##### DATA PROVIDED #####

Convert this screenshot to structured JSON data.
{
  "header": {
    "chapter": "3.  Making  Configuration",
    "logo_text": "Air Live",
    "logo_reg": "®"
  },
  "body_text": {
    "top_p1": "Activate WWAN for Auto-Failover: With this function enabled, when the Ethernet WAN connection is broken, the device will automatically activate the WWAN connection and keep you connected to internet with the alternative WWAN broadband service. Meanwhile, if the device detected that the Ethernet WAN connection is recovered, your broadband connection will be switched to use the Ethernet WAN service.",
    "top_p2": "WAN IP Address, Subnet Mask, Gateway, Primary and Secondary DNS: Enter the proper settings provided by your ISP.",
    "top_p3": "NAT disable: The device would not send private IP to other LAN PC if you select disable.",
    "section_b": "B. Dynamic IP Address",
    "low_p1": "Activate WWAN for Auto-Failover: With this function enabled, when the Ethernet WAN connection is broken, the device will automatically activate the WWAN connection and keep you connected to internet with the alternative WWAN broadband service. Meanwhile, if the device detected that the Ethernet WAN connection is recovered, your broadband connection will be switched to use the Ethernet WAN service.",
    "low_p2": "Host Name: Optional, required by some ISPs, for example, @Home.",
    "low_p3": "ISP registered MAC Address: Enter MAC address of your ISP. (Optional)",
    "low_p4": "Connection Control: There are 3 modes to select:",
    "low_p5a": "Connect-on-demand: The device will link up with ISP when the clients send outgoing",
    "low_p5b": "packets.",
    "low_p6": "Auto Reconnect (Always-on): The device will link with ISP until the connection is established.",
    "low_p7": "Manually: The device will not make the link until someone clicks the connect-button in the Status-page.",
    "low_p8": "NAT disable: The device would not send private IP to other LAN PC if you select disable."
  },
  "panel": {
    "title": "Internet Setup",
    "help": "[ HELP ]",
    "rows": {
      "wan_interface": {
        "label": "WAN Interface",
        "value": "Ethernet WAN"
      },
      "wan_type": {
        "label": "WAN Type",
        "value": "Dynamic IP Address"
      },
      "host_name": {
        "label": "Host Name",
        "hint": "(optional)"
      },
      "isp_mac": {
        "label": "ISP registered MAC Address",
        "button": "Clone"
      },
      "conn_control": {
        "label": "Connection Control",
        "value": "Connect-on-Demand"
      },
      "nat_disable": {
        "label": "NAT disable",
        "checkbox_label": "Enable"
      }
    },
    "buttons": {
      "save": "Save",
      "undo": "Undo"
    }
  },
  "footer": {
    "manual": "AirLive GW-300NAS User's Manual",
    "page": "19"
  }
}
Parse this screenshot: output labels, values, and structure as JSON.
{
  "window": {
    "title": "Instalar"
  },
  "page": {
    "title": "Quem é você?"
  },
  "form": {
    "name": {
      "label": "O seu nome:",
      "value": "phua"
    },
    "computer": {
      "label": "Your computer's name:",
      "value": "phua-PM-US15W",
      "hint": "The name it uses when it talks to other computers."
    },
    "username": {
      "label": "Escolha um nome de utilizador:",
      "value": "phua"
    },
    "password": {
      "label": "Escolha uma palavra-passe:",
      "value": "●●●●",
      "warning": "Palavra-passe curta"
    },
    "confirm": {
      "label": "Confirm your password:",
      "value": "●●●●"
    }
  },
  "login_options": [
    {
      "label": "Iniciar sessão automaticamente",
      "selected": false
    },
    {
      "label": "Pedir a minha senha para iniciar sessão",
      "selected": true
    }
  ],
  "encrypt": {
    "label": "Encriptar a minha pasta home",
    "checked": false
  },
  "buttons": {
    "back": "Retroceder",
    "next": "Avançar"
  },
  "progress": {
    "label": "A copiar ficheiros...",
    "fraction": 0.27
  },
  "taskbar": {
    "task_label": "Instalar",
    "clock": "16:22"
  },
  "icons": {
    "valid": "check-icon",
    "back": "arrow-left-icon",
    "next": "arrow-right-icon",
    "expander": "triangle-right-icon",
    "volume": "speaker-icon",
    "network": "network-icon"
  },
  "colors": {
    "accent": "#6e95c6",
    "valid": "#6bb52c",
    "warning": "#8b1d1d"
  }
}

#####

**REQUIRED WORK:**
Reproduce each entry word for word.

**EXERCISE OUTPUT:**
Convert this screenshot to structured JSON data.
{
  "header": {
    "chapter": "3.  Making  Configuration",
    "logo_text": "Air Live",
    "logo_reg": "®"
  },
  "body_text": {
    "top_p1": "Activate WWAN for Auto-Failover: With this function enabled, when the Ethernet WAN connection is broken, the device will automatically activate the WWAN connection and keep you connected to internet with the alternative WWAN broadband service. Meanwhile, if the device detected that the Ethernet WAN connection is recovered, your broadband connection will be switched to use the Ethernet WAN service.",
    "top_p2": "WAN IP Address, Subnet Mask, Gateway, Primary and Secondary DNS: Enter the proper settings provided by your ISP.",
    "top_p3": "NAT disable: The device would not send private IP to other LAN PC if you select disable.",
    "section_b": "B. Dynamic IP Address",
    "low_p1": "Activate WWAN for Auto-Failover: With this function enabled, when the Ethernet WAN connection is broken, the device will automatically activate the WWAN connection and keep you connected to internet with the alternative WWAN broadband service. Meanwhile, if the device detected that the Ethernet WAN connection is recovered, your broadband connection will be switched to use the Ethernet WAN service.",
    "low_p2": "Host Name: Optional, required by some ISPs, for example, @Home.",
    "low_p3": "ISP registered MAC Address: Enter MAC address of your ISP. (Optional)",
    "low_p4": "Connection Control: There are 3 modes to select:",
    "low_p5a": "Connect-on-demand: The device will link up with ISP when the clients send outgoing",
    "low_p5b": "packets.",
    "low_p6": "Auto Reconnect (Always-on): The device will link with ISP until the connection is established.",
    "low_p7": "Manually: The device will not make the link until someone clicks the connect-button in the Status-page.",
    "low_p8": "NAT disable: The device would not send private IP to other LAN PC if you select disable."
  },
  "panel": {
    "title": "Internet Setup",
    "help": "[ HELP ]",
    "rows": {
      "wan_interface": {
        "label": "WAN Interface",
        "value": "Ethernet WAN"
      },
      "wan_type": {
        "label": "WAN Type",
        "value": "Dynamic IP Address"
      },
      "host_name": {
        "label": "Host Name",
        "hint": "(optional)"
      },
      "isp_mac": {
        "label": "ISP registered MAC Address",
        "button": "Clone"
      },
      "conn_control": {
        "label": "Connection Control",
        "value": "Connect-on-Demand"
      },
      "nat_disable": {
        "label": "NAT disable",
        "checkbox_label": "Enable"
      }
    },
    "buttons": {
      "save": "Save",
      "undo": "Undo"
    }
  },
  "footer": {
    "manual": "AirLive GW-300NAS User's Manual",
    "page": "19"
  }
}
Parse this screenshot: output labels, values, and structure as JSON.
{
  "window": {
    "title": "Instalar"
  },
  "page": {
    "title": "Quem é você?"
  },
  "form": {
    "name": {
      "label": "O seu nome:",
      "value": "phua"
    },
    "computer": {
      "label": "Your computer's name:",
      "value": "phua-PM-US15W",
      "hint": "The name it uses when it talks to other computers."
    },
    "username": {
      "label": "Escolha um nome de utilizador:",
      "value": "phua"
    },
    "password": {
      "label": "Escolha uma palavra-passe:",
      "value": "●●●●",
      "warning": "Palavra-passe curta"
    },
    "confirm": {
      "label": "Confirm your password:",
      "value": "●●●●"
    }
  },
  "login_options": [
    {
      "label": "Iniciar sessão automaticamente",
      "selected": false
    },
    {
      "label": "Pedir a minha senha para iniciar sessão",
      "selected": true
    }
  ],
  "encrypt": {
    "label": "Encriptar a minha pasta home",
    "checked": false
  },
  "buttons": {
    "back": "Retroceder",
    "next": "Avançar"
  },
  "progress": {
    "label": "A copiar ficheiros...",
    "fraction": 0.27
  },
  "taskbar": {
    "task_label": "Instalar",
    "clock": "16:22"
  },
  "icons": {
    "valid": "check-icon",
    "back": "arrow-left-icon",
    "next": "arrow-right-icon",
    "expander": "triangle-right-icon",
    "volume": "speaker-icon",
    "network": "network-icon"
  },
  "colors": {
    "accent": "#6e95c6",
    "valid": "#6bb52c",
    "warning": "#8b1d1d"
  }
}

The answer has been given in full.